| What is asked |
Give every line back verbatim, dropping all images.

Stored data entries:
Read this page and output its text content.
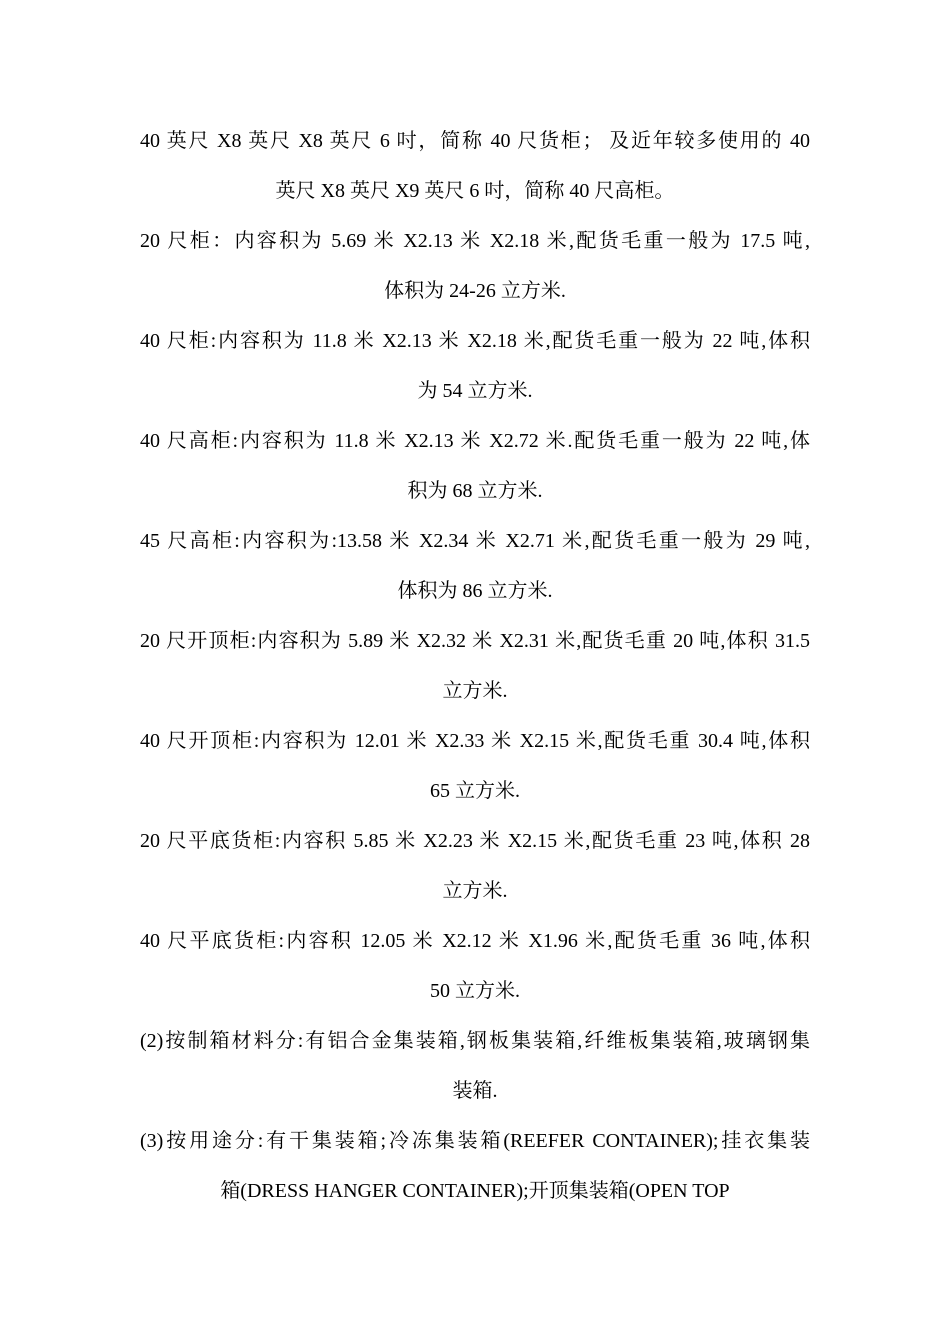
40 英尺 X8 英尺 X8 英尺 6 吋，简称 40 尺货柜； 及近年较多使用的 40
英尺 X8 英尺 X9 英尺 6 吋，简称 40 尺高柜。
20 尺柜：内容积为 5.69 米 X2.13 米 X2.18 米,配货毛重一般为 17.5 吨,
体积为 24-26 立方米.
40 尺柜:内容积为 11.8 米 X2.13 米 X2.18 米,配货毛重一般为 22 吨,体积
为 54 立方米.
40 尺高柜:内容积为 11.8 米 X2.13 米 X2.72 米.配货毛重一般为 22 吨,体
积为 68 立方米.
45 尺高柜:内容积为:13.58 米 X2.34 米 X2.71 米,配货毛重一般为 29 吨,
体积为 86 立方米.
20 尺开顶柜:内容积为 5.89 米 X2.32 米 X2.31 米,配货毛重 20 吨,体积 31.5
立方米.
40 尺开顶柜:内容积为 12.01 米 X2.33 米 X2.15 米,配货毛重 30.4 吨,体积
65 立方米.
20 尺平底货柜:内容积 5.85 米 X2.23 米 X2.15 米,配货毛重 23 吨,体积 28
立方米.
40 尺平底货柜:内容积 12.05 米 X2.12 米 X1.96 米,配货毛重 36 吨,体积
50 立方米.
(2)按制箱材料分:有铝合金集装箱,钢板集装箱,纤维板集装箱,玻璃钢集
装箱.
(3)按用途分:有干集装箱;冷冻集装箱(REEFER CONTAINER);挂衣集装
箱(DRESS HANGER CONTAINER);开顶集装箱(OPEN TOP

| Result for this task |
Read this page and output its text content.
40 英尺 X8 英尺 X8 英尺 6 吋，简称 40 尺货柜； 及近年较多使用的 40
英尺 X8 英尺 X9 英尺 6 吋，简称 40 尺高柜。
20 尺柜：内容积为 5.69 米 X2.13 米 X2.18 米,配货毛重一般为 17.5 吨,
体积为 24-26 立方米.
40 尺柜:内容积为 11.8 米 X2.13 米 X2.18 米,配货毛重一般为 22 吨,体积
为 54 立方米.
40 尺高柜:内容积为 11.8 米 X2.13 米 X2.72 米.配货毛重一般为 22 吨,体
积为 68 立方米.
45 尺高柜:内容积为:13.58 米 X2.34 米 X2.71 米,配货毛重一般为 29 吨,
体积为 86 立方米.
20 尺开顶柜:内容积为 5.89 米 X2.32 米 X2.31 米,配货毛重 20 吨,体积 31.5
立方米.
40 尺开顶柜:内容积为 12.01 米 X2.33 米 X2.15 米,配货毛重 30.4 吨,体积
65 立方米.
20 尺平底货柜:内容积 5.85 米 X2.23 米 X2.15 米,配货毛重 23 吨,体积 28
立方米.
40 尺平底货柜:内容积 12.05 米 X2.12 米 X1.96 米,配货毛重 36 吨,体积
50 立方米.
(2)按制箱材料分:有铝合金集装箱,钢板集装箱,纤维板集装箱,玻璃钢集
装箱.
(3)按用途分:有干集装箱;冷冻集装箱(REEFER CONTAINER);挂衣集装
箱(DRESS HANGER CONTAINER);开顶集装箱(OPEN TOP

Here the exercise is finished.